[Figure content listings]
■ ■ ■

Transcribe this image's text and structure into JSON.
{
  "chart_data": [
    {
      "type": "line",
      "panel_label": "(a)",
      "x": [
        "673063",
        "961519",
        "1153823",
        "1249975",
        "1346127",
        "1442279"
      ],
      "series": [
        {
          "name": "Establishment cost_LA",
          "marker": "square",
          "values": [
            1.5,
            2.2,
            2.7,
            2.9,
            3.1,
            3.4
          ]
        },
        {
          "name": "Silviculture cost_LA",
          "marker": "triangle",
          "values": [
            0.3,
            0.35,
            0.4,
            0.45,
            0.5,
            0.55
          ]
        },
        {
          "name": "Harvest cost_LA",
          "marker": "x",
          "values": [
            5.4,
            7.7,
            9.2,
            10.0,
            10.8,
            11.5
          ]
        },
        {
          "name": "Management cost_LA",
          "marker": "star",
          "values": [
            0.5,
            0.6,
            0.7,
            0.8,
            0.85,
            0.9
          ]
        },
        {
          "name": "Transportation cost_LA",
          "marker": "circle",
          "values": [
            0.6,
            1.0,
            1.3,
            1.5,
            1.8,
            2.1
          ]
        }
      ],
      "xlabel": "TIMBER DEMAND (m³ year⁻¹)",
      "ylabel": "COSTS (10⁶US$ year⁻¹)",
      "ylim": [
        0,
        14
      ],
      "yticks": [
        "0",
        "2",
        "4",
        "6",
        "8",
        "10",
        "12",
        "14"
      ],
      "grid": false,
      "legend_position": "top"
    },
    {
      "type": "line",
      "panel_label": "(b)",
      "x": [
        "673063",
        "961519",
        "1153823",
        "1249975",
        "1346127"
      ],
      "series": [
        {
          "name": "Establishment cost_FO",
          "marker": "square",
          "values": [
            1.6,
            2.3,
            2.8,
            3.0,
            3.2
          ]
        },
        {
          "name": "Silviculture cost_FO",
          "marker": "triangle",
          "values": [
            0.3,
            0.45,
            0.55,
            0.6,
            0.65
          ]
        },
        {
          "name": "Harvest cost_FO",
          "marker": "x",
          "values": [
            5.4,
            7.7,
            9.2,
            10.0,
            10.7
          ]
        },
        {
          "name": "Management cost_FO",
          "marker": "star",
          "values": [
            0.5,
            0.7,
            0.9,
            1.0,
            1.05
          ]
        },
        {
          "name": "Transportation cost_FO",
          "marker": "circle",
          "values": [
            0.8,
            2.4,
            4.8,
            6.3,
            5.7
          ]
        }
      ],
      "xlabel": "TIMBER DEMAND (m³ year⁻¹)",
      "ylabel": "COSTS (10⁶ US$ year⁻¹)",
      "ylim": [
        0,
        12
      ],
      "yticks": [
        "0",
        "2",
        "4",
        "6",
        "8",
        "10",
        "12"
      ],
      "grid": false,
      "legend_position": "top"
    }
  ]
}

■ ■ ■

### [PROBLEM REQUIREMENTS]
Only a number is expected here: the count of lines in the listing that hold the string "Establishment".

### [OUTPUT FOR THIS TASK]
2